- [Dataset content]:
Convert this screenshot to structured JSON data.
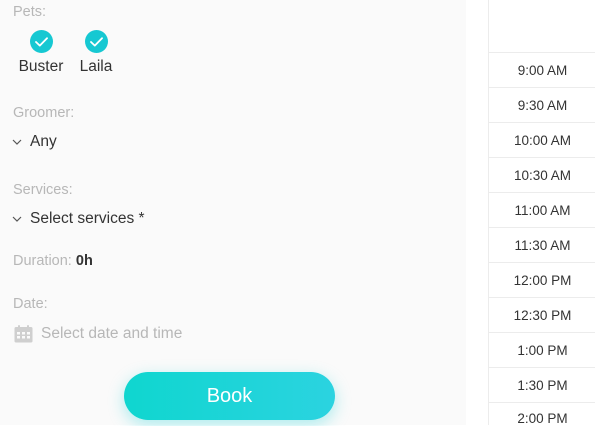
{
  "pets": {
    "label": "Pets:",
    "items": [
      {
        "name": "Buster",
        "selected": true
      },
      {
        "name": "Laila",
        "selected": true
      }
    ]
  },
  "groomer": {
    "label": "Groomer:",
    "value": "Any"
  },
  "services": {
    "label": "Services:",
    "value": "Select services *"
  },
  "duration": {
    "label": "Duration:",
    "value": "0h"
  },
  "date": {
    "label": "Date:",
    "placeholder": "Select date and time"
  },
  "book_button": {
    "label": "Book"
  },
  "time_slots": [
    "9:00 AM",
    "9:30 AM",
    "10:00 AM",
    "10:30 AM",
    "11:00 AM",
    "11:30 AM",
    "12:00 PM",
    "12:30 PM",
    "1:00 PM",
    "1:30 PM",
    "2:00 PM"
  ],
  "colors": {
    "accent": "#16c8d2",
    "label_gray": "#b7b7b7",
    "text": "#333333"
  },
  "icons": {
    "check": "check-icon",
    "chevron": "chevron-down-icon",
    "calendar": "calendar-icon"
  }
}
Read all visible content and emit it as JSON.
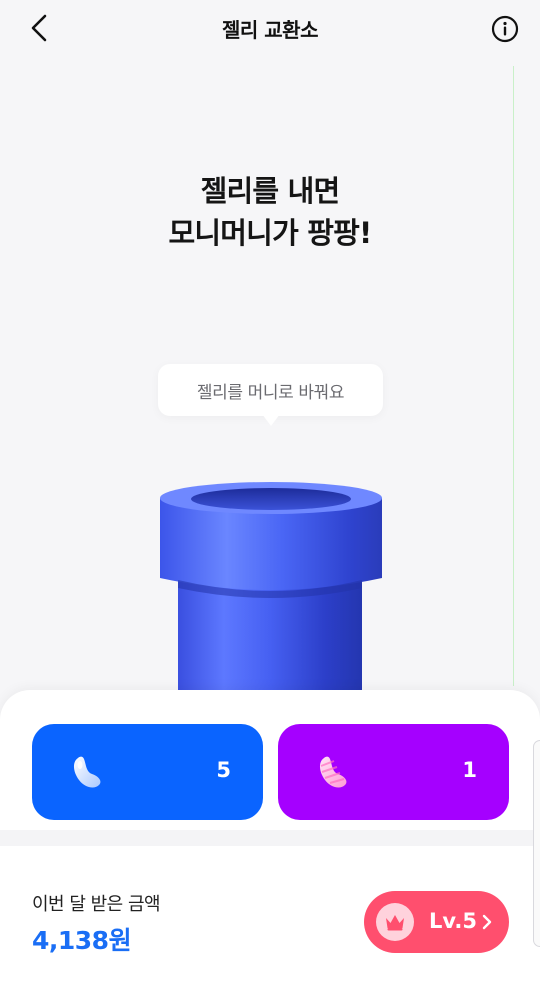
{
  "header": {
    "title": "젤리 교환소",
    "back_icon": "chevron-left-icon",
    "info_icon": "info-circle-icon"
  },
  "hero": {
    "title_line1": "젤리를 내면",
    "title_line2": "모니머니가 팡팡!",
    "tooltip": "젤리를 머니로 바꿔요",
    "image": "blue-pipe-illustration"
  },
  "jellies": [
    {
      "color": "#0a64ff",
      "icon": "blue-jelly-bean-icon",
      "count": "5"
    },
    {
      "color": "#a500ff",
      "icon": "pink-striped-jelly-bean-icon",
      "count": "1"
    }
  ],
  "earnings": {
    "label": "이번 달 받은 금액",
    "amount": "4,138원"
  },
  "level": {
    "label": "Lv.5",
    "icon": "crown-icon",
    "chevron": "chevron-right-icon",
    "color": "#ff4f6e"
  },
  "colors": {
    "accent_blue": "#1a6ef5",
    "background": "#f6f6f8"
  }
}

- [Task objective]: Reproduce all of the material exactly, apart from the pictures.

- [Task response]:
Convert this screenshot to structured JSON data.
{
  "pets": {
    "label": "Pets:",
    "items": [
      {
        "name": "Buster",
        "selected": true
      },
      {
        "name": "Laila",
        "selected": true
      }
    ]
  },
  "groomer": {
    "label": "Groomer:",
    "value": "Any"
  },
  "services": {
    "label": "Services:",
    "value": "Select services *"
  },
  "duration": {
    "label": "Duration:",
    "value": "0h"
  },
  "date": {
    "label": "Date:",
    "placeholder": "Select date and time"
  },
  "book_button": {
    "label": "Book"
  },
  "time_slots": [
    "9:00 AM",
    "9:30 AM",
    "10:00 AM",
    "10:30 AM",
    "11:00 AM",
    "11:30 AM",
    "12:00 PM",
    "12:30 PM",
    "1:00 PM",
    "1:30 PM",
    "2:00 PM"
  ],
  "colors": {
    "accent": "#16c8d2",
    "label_gray": "#b7b7b7",
    "text": "#333333"
  },
  "icons": {
    "check": "check-icon",
    "chevron": "chevron-down-icon",
    "calendar": "calendar-icon"
  }
}
Read all visible content and emit it as JSON.
{
  "header": {
    "title": "젤리 교환소",
    "back_icon": "chevron-left-icon",
    "info_icon": "info-circle-icon"
  },
  "hero": {
    "title_line1": "젤리를 내면",
    "title_line2": "모니머니가 팡팡!",
    "tooltip": "젤리를 머니로 바꿔요",
    "image": "blue-pipe-illustration"
  },
  "jellies": [
    {
      "color": "#0a64ff",
      "icon": "blue-jelly-bean-icon",
      "count": "5"
    },
    {
      "color": "#a500ff",
      "icon": "pink-striped-jelly-bean-icon",
      "count": "1"
    }
  ],
  "earnings": {
    "label": "이번 달 받은 금액",
    "amount": "4,138원"
  },
  "level": {
    "label": "Lv.5",
    "icon": "crown-icon",
    "chevron": "chevron-right-icon",
    "color": "#ff4f6e"
  },
  "colors": {
    "accent_blue": "#1a6ef5",
    "background": "#f6f6f8"
  }
}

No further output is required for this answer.